What to do -
Retype the full set of records. Keep every character identical.
==*==
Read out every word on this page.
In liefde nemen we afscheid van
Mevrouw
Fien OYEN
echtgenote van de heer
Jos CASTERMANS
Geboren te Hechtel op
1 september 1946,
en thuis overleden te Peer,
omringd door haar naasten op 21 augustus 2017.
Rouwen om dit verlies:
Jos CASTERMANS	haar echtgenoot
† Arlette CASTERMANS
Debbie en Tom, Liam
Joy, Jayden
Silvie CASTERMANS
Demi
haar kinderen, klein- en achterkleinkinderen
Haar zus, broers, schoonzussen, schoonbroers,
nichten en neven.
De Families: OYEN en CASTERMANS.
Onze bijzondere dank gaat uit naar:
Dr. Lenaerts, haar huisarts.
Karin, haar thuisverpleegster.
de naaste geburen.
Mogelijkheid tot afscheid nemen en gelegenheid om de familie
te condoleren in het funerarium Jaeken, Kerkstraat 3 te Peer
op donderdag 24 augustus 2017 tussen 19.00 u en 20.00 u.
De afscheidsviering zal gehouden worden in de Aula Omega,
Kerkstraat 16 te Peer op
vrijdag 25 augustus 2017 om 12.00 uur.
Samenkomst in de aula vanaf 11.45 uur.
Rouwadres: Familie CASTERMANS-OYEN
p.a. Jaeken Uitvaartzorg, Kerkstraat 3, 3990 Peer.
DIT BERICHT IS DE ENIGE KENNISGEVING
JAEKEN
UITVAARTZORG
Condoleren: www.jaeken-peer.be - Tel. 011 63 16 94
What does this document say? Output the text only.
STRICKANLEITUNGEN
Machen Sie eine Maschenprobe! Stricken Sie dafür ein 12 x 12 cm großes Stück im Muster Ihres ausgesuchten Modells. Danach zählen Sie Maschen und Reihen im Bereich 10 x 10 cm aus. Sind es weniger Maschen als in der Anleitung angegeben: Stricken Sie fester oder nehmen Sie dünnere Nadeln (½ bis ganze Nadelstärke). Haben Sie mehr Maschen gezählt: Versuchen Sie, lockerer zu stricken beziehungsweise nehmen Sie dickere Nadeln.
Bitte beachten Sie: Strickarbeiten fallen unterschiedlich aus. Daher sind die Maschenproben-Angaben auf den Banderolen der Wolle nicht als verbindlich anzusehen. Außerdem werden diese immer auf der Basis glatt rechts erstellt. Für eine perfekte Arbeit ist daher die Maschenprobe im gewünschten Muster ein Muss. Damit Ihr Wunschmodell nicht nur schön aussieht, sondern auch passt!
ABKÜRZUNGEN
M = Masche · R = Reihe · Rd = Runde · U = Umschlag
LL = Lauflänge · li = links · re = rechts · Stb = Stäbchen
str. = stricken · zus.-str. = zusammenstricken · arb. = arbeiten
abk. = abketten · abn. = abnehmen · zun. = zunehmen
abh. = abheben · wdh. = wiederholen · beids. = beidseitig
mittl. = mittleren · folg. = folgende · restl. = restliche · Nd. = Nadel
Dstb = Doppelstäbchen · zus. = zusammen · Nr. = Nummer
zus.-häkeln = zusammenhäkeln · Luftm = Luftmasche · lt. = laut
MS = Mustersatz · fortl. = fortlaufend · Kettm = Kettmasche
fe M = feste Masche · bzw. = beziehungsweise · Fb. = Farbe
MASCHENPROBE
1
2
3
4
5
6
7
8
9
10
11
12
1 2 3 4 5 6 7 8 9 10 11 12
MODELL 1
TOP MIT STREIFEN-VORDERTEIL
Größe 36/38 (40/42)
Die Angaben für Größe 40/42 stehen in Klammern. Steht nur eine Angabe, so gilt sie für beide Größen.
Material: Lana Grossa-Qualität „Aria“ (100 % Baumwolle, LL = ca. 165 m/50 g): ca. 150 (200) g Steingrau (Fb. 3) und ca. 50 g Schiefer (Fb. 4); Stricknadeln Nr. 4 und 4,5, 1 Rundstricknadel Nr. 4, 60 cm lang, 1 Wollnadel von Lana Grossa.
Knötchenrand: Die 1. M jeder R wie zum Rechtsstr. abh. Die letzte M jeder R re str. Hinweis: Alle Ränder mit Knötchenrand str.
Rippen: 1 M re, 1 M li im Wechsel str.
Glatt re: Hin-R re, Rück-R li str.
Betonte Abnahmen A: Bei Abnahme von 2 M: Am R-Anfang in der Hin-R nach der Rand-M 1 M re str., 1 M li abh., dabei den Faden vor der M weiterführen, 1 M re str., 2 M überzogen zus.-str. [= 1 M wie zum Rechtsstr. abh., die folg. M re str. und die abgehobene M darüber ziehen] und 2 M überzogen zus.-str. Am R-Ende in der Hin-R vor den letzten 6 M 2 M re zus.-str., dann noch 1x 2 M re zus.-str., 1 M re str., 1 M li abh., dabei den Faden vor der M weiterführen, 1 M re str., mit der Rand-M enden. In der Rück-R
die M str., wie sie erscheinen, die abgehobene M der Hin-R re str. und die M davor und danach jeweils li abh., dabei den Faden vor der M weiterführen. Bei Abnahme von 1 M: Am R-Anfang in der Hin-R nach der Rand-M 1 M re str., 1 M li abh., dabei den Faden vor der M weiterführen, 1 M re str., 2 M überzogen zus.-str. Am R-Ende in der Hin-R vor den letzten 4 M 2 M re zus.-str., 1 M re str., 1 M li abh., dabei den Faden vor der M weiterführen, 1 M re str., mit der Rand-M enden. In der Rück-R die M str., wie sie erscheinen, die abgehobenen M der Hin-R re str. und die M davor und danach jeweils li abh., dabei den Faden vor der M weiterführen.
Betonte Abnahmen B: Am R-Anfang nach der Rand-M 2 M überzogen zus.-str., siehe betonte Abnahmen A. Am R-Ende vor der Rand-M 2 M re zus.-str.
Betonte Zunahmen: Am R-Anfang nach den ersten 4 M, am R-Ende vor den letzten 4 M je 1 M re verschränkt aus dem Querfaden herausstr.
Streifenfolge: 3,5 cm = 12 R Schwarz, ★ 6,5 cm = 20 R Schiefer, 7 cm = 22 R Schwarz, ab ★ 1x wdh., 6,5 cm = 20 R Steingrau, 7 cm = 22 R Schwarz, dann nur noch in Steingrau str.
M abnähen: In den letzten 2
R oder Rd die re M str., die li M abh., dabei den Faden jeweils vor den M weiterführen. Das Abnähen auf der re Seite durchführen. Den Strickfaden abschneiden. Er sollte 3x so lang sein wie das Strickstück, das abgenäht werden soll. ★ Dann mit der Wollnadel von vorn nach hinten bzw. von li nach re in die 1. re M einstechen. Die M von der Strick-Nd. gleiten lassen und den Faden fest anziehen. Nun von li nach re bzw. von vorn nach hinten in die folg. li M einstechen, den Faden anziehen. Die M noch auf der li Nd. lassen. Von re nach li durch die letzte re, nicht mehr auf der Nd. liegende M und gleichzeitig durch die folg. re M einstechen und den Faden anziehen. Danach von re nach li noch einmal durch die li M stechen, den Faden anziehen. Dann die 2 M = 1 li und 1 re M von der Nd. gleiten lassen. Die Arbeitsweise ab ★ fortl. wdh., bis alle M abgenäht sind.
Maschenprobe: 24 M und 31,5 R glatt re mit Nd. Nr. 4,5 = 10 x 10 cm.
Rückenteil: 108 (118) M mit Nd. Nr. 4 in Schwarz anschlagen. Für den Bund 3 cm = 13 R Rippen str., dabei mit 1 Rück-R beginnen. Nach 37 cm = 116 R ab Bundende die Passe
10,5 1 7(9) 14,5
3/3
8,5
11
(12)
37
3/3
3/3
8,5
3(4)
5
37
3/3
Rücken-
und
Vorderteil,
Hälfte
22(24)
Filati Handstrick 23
==*==
Correct output -
Read out every word on this page.
In liefde nemen we afscheid van
Mevrouw
Fien OYEN
echtgenote van de heer
Jos CASTERMANS
Geboren te Hechtel op
1 september 1946,
en thuis overleden te Peer,
omringd door haar naasten op 21 augustus 2017.
Rouwen om dit verlies:
Jos CASTERMANS	haar echtgenoot
† Arlette CASTERMANS
Debbie en Tom, Liam
Joy, Jayden
Silvie CASTERMANS
Demi
haar kinderen, klein- en achterkleinkinderen
Haar zus, broers, schoonzussen, schoonbroers,
nichten en neven.
De Families: OYEN en CASTERMANS.
Onze bijzondere dank gaat uit naar:
Dr. Lenaerts, haar huisarts.
Karin, haar thuisverpleegster.
de naaste geburen.
Mogelijkheid tot afscheid nemen en gelegenheid om de familie
te condoleren in het funerarium Jaeken, Kerkstraat 3 te Peer
op donderdag 24 augustus 2017 tussen 19.00 u en 20.00 u.
De afscheidsviering zal gehouden worden in de Aula Omega,
Kerkstraat 16 te Peer op
vrijdag 25 augustus 2017 om 12.00 uur.
Samenkomst in de aula vanaf 11.45 uur.
Rouwadres: Familie CASTERMANS-OYEN
p.a. Jaeken Uitvaartzorg, Kerkstraat 3, 3990 Peer.
DIT BERICHT IS DE ENIGE KENNISGEVING
JAEKEN
UITVAARTZORG
Condoleren: www.jaeken-peer.be - Tel. 011 63 16 94
What does this document say? Output the text only.
STRICKANLEITUNGEN
Machen Sie eine Maschenprobe! Stricken Sie dafür ein 12 x 12 cm großes Stück im Muster Ihres ausgesuchten Modells. Danach zählen Sie Maschen und Reihen im Bereich 10 x 10 cm aus. Sind es weniger Maschen als in der Anleitung angegeben: Stricken Sie fester oder nehmen Sie dünnere Nadeln (½ bis ganze Nadelstärke). Haben Sie mehr Maschen gezählt: Versuchen Sie, lockerer zu stricken beziehungsweise nehmen Sie dickere Nadeln.
Bitte beachten Sie: Strickarbeiten fallen unterschiedlich aus. Daher sind die Maschenproben-Angaben auf den Banderolen der Wolle nicht als verbindlich anzusehen. Außerdem werden diese immer auf der Basis glatt rechts erstellt. Für eine perfekte Arbeit ist daher die Maschenprobe im gewünschten Muster ein Muss. Damit Ihr Wunschmodell nicht nur schön aussieht, sondern auch passt!
ABKÜRZUNGEN
M = Masche · R = Reihe · Rd = Runde · U = Umschlag
LL = Lauflänge · li = links · re = rechts · Stb = Stäbchen
str. = stricken · zus.-str. = zusammenstricken · arb. = arbeiten
abk. = abketten · abn. = abnehmen · zun. = zunehmen
abh. = abheben · wdh. = wiederholen · beids. = beidseitig
mittl. = mittleren · folg. = folgende · restl. = restliche · Nd. = Nadel
Dstb = Doppelstäbchen · zus. = zusammen · Nr. = Nummer
zus.-häkeln = zusammenhäkeln · Luftm = Luftmasche · lt. = laut
MS = Mustersatz · fortl. = fortlaufend · Kettm = Kettmasche
fe M = feste Masche · bzw. = beziehungsweise · Fb. = Farbe
MASCHENPROBE
1
2
3
4
5
6
7
8
9
10
11
12
1 2 3 4 5 6 7 8 9 10 11 12
MODELL 1
TOP MIT STREIFEN-VORDERTEIL
Größe 36/38 (40/42)
Die Angaben für Größe 40/42 stehen in Klammern. Steht nur eine Angabe, so gilt sie für beide Größen.
Material: Lana Grossa-Qualität „Aria“ (100 % Baumwolle, LL = ca. 165 m/50 g): ca. 150 (200) g Steingrau (Fb. 3) und ca. 50 g Schiefer (Fb. 4); Stricknadeln Nr. 4 und 4,5, 1 Rundstricknadel Nr. 4, 60 cm lang, 1 Wollnadel von Lana Grossa.
Knötchenrand: Die 1. M jeder R wie zum Rechtsstr. abh. Die letzte M jeder R re str. Hinweis: Alle Ränder mit Knötchenrand str.
Rippen: 1 M re, 1 M li im Wechsel str.
Glatt re: Hin-R re, Rück-R li str.
Betonte Abnahmen A: Bei Abnahme von 2 M: Am R-Anfang in der Hin-R nach der Rand-M 1 M re str., 1 M li abh., dabei den Faden vor der M weiterführen, 1 M re str., 2 M überzogen zus.-str. [= 1 M wie zum Rechtsstr. abh., die folg. M re str. und die abgehobene M darüber ziehen] und 2 M überzogen zus.-str. Am R-Ende in der Hin-R vor den letzten 6 M 2 M re zus.-str., dann noch 1x 2 M re zus.-str., 1 M re str., 1 M li abh., dabei den Faden vor der M weiterführen, 1 M re str., mit der Rand-M enden. In der Rück-R
die M str., wie sie erscheinen, die abgehobene M der Hin-R re str. und die M davor und danach jeweils li abh., dabei den Faden vor der M weiterführen. Bei Abnahme von 1 M: Am R-Anfang in der Hin-R nach der Rand-M 1 M re str., 1 M li abh., dabei den Faden vor der M weiterführen, 1 M re str., 2 M überzogen zus.-str. Am R-Ende in der Hin-R vor den letzten 4 M 2 M re zus.-str., 1 M re str., 1 M li abh., dabei den Faden vor der M weiterführen, 1 M re str., mit der Rand-M enden. In der Rück-R die M str., wie sie erscheinen, die abgehobenen M der Hin-R re str. und die M davor und danach jeweils li abh., dabei den Faden vor der M weiterführen.
Betonte Abnahmen B: Am R-Anfang nach der Rand-M 2 M überzogen zus.-str., siehe betonte Abnahmen A. Am R-Ende vor der Rand-M 2 M re zus.-str.
Betonte Zunahmen: Am R-Anfang nach den ersten 4 M, am R-Ende vor den letzten 4 M je 1 M re verschränkt aus dem Querfaden herausstr.
Streifenfolge: 3,5 cm = 12 R Schwarz, ★ 6,5 cm = 20 R Schiefer, 7 cm = 22 R Schwarz, ab ★ 1x wdh., 6,5 cm = 20 R Steingrau, 7 cm = 22 R Schwarz, dann nur noch in Steingrau str.
M abnähen: In den letzten 2
R oder Rd die re M str., die li M abh., dabei den Faden jeweils vor den M weiterführen. Das Abnähen auf der re Seite durchführen. Den Strickfaden abschneiden. Er sollte 3x so lang sein wie das Strickstück, das abgenäht werden soll. ★ Dann mit der Wollnadel von vorn nach hinten bzw. von li nach re in die 1. re M einstechen. Die M von der Strick-Nd. gleiten lassen und den Faden fest anziehen. Nun von li nach re bzw. von vorn nach hinten in die folg. li M einstechen, den Faden anziehen. Die M noch auf der li Nd. lassen. Von re nach li durch die letzte re, nicht mehr auf der Nd. liegende M und gleichzeitig durch die folg. re M einstechen und den Faden anziehen. Danach von re nach li noch einmal durch die li M stechen, den Faden anziehen. Dann die 2 M = 1 li und 1 re M von der Nd. gleiten lassen. Die Arbeitsweise ab ★ fortl. wdh., bis alle M abgenäht sind.
Maschenprobe: 24 M und 31,5 R glatt re mit Nd. Nr. 4,5 = 10 x 10 cm.
Rückenteil: 108 (118) M mit Nd. Nr. 4 in Schwarz anschlagen. Für den Bund 3 cm = 13 R Rippen str., dabei mit 1 Rück-R beginnen. Nach 37 cm = 116 R ab Bundende die Passe
10,5 1 7(9) 14,5
3/3
8,5
11
(12)
37
3/3
3/3
8,5
3(4)
5
37
3/3
Rücken-
und
Vorderteil,
Hälfte
22(24)
Filati Handstrick 23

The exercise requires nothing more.